→ **Exercise objective**: For each line that holds "Browse", copy the line out.
══════════
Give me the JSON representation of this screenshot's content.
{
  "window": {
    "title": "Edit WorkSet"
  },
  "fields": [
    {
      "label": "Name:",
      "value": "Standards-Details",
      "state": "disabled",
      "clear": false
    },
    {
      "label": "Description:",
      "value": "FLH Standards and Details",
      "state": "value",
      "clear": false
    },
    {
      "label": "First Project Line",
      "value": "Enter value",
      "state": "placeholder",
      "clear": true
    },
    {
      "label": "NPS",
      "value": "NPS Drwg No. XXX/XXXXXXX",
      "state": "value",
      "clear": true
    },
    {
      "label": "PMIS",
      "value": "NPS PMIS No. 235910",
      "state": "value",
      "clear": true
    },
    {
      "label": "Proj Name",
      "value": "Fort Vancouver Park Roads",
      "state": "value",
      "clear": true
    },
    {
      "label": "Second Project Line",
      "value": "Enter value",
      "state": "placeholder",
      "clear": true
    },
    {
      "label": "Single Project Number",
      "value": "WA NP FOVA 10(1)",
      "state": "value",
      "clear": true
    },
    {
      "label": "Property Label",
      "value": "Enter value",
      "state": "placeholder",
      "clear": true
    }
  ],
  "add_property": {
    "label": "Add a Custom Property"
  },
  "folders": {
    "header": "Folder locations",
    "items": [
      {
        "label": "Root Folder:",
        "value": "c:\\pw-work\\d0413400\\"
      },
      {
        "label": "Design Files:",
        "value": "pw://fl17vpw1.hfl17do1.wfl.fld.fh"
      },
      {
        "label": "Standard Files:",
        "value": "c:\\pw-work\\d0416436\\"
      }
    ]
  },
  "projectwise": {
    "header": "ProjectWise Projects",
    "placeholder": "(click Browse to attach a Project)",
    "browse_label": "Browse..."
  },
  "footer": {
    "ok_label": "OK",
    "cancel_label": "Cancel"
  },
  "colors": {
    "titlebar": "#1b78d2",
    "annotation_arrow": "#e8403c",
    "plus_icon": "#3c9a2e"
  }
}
══════════
→ **Output for this exercise**:
    "placeholder": "(click Browse to attach a Project)",
    "browse_label": "Browse..."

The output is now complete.